Start Data extract

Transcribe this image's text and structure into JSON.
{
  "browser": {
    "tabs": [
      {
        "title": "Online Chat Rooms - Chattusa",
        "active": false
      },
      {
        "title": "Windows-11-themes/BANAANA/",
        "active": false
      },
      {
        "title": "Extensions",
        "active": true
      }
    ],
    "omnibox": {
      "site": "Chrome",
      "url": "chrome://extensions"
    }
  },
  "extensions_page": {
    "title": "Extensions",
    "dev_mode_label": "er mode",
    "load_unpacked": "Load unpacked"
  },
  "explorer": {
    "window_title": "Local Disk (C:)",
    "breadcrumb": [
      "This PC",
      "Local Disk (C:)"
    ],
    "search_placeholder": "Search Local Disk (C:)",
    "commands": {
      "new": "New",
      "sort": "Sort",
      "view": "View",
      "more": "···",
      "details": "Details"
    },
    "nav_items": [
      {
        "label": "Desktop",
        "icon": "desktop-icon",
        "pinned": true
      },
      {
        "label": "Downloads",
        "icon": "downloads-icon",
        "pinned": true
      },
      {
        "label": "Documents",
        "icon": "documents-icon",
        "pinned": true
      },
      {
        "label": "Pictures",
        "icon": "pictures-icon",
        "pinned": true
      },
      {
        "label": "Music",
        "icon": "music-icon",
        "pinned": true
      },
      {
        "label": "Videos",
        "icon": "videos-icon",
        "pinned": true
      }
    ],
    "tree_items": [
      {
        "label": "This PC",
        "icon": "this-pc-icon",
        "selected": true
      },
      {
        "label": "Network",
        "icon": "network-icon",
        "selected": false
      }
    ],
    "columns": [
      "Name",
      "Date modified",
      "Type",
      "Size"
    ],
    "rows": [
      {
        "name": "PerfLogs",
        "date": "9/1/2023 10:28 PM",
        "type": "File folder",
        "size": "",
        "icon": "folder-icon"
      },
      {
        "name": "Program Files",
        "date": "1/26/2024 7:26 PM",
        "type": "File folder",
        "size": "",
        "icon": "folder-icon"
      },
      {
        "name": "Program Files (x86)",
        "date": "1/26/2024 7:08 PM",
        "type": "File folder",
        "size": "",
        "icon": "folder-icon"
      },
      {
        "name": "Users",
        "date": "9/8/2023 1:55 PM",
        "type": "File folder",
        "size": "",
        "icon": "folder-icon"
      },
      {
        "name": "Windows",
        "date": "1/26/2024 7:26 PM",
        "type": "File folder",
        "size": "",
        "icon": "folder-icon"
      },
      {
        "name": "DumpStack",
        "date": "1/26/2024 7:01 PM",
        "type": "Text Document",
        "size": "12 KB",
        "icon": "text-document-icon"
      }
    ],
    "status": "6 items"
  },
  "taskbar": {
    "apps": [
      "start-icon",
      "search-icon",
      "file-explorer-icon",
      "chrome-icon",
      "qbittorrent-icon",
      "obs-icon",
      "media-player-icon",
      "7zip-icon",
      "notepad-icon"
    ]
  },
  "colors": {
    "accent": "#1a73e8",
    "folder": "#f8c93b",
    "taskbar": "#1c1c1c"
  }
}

End Data extract

| Exercise requirements |
In the entries above, identify each line that includes the string "Program", then copy it.

| Worked answer |
        "name": "Program Files",
        "name": "Program Files (x86)",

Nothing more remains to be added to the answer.